- What you will do -
Exclude all pictures, then copy each of the records exactly as written.

◆ ◆ ◆ ◆ ◆ ◆ ◆

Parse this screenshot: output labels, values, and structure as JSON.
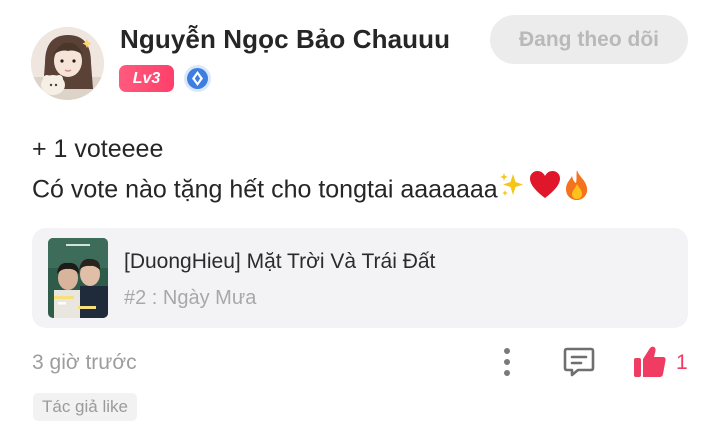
{
  "user": {
    "name": "Nguyễn Ngọc Bảo Chauuu",
    "level": "Lv3",
    "follow_label": "Đang theo dõi"
  },
  "post": {
    "line1": "+ 1 voteeee",
    "line2_text": "Có vote nào tặng hết cho tongtai aaaaaaa"
  },
  "story": {
    "title": "[DuongHieu] Mặt Trời Và Trái Đất",
    "chapter": "#2 : Ngày Mưa"
  },
  "footer": {
    "timestamp": "3 giờ trước",
    "like_count": "1",
    "author_like_tag": "Tác giả like"
  },
  "colors": {
    "accent_pink": "#f03b63",
    "level_badge": "#ff4a72",
    "follow_bg": "#ececec",
    "card_bg": "#f3f3f5",
    "author_badge_blue": "#3d7fe0"
  },
  "icons": {
    "more": "more-vertical-icon",
    "comment": "comment-icon",
    "like": "thumbs-up-icon",
    "author_badge": "author-badge-icon",
    "sparkles": "sparkles-icon",
    "heart": "heart-icon",
    "fire": "fire-icon"
  }
}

◆ ◆ ◆ ◆ ◆ ◆ ◆

- Completed task -
Parse this screenshot: output labels, values, and structure as JSON.
{
  "user": {
    "name": "Nguyễn Ngọc Bảo Chauuu",
    "level": "Lv3",
    "follow_label": "Đang theo dõi"
  },
  "post": {
    "line1": "+ 1 voteeee",
    "line2_text": "Có vote nào tặng hết cho tongtai aaaaaaa"
  },
  "story": {
    "title": "[DuongHieu] Mặt Trời Và Trái Đất",
    "chapter": "#2 : Ngày Mưa"
  },
  "footer": {
    "timestamp": "3 giờ trước",
    "like_count": "1",
    "author_like_tag": "Tác giả like"
  },
  "colors": {
    "accent_pink": "#f03b63",
    "level_badge": "#ff4a72",
    "follow_bg": "#ececec",
    "card_bg": "#f3f3f5",
    "author_badge_blue": "#3d7fe0"
  },
  "icons": {
    "more": "more-vertical-icon",
    "comment": "comment-icon",
    "like": "thumbs-up-icon",
    "author_badge": "author-badge-icon",
    "sparkles": "sparkles-icon",
    "heart": "heart-icon",
    "fire": "fire-icon"
  }
}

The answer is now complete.